» EXERCISE OBJECTIVE: Output the entries below exactly as written, omitting pictures.
>>>
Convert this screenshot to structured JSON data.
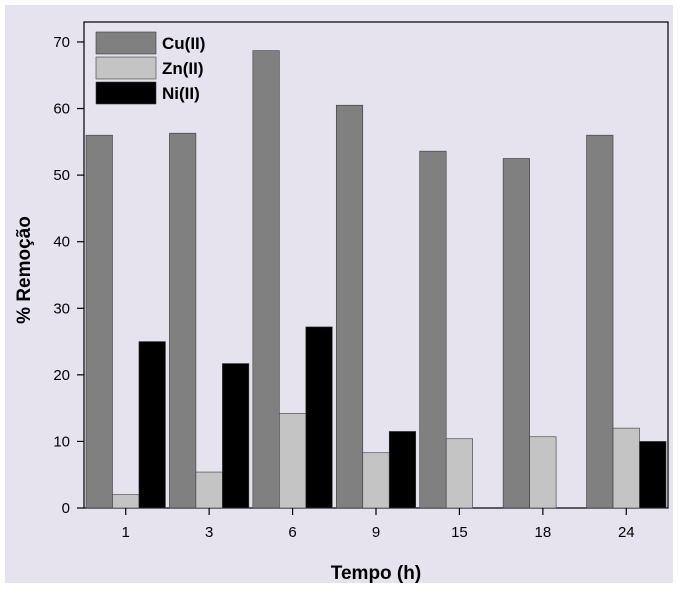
{
  "chart_data": {
    "type": "bar",
    "xlabel": "Tempo (h)",
    "ylabel": "% Remoção",
    "categories": [
      "1",
      "3",
      "6",
      "9",
      "15",
      "18",
      "24"
    ],
    "ylim": [
      0,
      73
    ],
    "yticks": [
      0,
      10,
      20,
      30,
      40,
      50,
      60,
      70
    ],
    "grid": false,
    "legend_position": "top-left",
    "series": [
      {
        "name": "Cu(II)",
        "color": "#808080",
        "values": [
          56,
          56.3,
          68.7,
          60.5,
          53.6,
          52.5,
          56
        ]
      },
      {
        "name": "Zn(II)",
        "color": "#c4c4c4",
        "values": [
          2,
          5.4,
          14.2,
          8.3,
          10.4,
          10.7,
          12
        ]
      },
      {
        "name": "Ni(II)",
        "color": "#000000",
        "values": [
          25,
          21.7,
          27.2,
          11.5,
          null,
          null,
          10
        ]
      }
    ],
    "colors": {
      "panel_background": "#e6e3ee"
    }
  }
}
<<<
» THE COMPLETED TASK:
Convert this screenshot to structured JSON data.
{
  "chart_data": {
    "type": "bar",
    "xlabel": "Tempo (h)",
    "ylabel": "% Remoção",
    "categories": [
      "1",
      "3",
      "6",
      "9",
      "15",
      "18",
      "24"
    ],
    "ylim": [
      0,
      73
    ],
    "yticks": [
      0,
      10,
      20,
      30,
      40,
      50,
      60,
      70
    ],
    "grid": false,
    "legend_position": "top-left",
    "series": [
      {
        "name": "Cu(II)",
        "color": "#808080",
        "values": [
          56,
          56.3,
          68.7,
          60.5,
          53.6,
          52.5,
          56
        ]
      },
      {
        "name": "Zn(II)",
        "color": "#c4c4c4",
        "values": [
          2,
          5.4,
          14.2,
          8.3,
          10.4,
          10.7,
          12
        ]
      },
      {
        "name": "Ni(II)",
        "color": "#000000",
        "values": [
          25,
          21.7,
          27.2,
          11.5,
          null,
          null,
          10
        ]
      }
    ],
    "colors": {
      "panel_background": "#e6e3ee"
    }
  }
}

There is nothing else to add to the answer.